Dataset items
'''

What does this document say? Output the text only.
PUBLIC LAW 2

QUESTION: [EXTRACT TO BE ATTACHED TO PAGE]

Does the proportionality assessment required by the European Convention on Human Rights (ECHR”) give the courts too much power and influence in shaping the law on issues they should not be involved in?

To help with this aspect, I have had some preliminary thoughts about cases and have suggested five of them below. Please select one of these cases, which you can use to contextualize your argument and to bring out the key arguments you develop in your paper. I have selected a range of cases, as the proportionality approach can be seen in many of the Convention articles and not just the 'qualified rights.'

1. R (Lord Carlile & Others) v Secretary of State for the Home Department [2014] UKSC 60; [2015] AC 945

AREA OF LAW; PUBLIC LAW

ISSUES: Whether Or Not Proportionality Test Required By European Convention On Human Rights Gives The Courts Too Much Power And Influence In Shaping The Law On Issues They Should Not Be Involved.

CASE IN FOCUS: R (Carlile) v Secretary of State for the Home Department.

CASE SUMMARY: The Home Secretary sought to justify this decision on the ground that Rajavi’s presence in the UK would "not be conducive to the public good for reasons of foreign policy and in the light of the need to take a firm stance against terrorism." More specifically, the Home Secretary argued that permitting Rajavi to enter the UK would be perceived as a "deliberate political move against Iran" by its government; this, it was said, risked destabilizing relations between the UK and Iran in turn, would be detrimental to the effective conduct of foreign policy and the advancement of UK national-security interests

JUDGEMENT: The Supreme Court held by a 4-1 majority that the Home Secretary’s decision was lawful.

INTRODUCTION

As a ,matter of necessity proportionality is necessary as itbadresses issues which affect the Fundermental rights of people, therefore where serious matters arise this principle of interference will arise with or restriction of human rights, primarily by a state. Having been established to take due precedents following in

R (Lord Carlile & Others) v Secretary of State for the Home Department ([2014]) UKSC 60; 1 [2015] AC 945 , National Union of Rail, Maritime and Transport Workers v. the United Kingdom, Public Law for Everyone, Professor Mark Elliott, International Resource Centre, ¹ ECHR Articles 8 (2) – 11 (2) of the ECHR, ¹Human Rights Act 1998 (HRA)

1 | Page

'''

Copy each line of the data above without altering a single character.

Result
What does this document say? Output the text only.
PUBLIC LAW 2

QUESTION: [EXTRACT TO BE ATTACHED TO PAGE]

Does the proportionality assessment required by the European Convention on Human Rights (ECHR”) give the courts too much power and influence in shaping the law on issues they should not be involved in?

To help with this aspect, I have had some preliminary thoughts about cases and have suggested five of them below. Please select one of these cases, which you can use to contextualize your argument and to bring out the key arguments you develop in your paper. I have selected a range of cases, as the proportionality approach can be seen in many of the Convention articles and not just the 'qualified rights.'

1. R (Lord Carlile & Others) v Secretary of State for the Home Department [2014] UKSC 60; [2015] AC 945

AREA OF LAW; PUBLIC LAW

ISSUES: Whether Or Not Proportionality Test Required By European Convention On Human Rights Gives The Courts Too Much Power And Influence In Shaping The Law On Issues They Should Not Be Involved.

CASE IN FOCUS: R (Carlile) v Secretary of State for the Home Department.

CASE SUMMARY: The Home Secretary sought to justify this decision on the ground that Rajavi’s presence in the UK would "not be conducive to the public good for reasons of foreign policy and in the light of the need to take a firm stance against terrorism." More specifically, the Home Secretary argued that permitting Rajavi to enter the UK would be perceived as a "deliberate political move against Iran" by its government; this, it was said, risked destabilizing relations between the UK and Iran in turn, would be detrimental to the effective conduct of foreign policy and the advancement of UK national-security interests

JUDGEMENT: The Supreme Court held by a 4-1 majority that the Home Secretary’s decision was lawful.

INTRODUCTION

As a ,matter of necessity proportionality is necessary as itbadresses issues which affect the Fundermental rights of people, therefore where serious matters arise this principle of interference will arise with or restriction of human rights, primarily by a state. Having been established to take due precedents following in

R (Lord Carlile & Others) v Secretary of State for the Home Department ([2014]) UKSC 60; 1 [2015] AC 945 , National Union of Rail, Maritime and Transport Workers v. the United Kingdom, Public Law for Everyone, Professor Mark Elliott, International Resource Centre, ¹ ECHR Articles 8 (2) – 11 (2) of the ECHR, ¹Human Rights Act 1998 (HRA)

1 | Page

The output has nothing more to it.